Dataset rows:

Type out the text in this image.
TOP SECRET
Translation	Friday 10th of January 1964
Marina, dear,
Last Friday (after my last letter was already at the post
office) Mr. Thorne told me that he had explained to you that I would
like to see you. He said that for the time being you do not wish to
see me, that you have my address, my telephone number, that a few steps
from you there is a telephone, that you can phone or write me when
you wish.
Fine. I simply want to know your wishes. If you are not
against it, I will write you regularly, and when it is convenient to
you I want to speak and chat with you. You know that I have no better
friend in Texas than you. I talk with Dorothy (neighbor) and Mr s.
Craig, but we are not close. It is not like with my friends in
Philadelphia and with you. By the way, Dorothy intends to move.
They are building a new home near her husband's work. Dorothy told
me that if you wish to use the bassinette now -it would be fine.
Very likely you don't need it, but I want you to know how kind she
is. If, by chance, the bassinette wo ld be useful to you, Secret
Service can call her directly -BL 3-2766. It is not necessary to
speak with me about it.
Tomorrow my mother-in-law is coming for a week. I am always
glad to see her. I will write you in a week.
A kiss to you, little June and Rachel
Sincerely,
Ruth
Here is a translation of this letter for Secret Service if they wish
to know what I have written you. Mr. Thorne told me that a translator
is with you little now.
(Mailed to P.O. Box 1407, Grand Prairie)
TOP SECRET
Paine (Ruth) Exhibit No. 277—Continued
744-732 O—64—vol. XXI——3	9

-- Problem details --
In the records above, find the lines containing "told" and copy them.

-- Task solution --
office) Mr. Thorne told me that he had explained to you that I would
They are building a new home near her husband's work. Dorothy told
to know what I have written you. Mr. Thorne told me that a translator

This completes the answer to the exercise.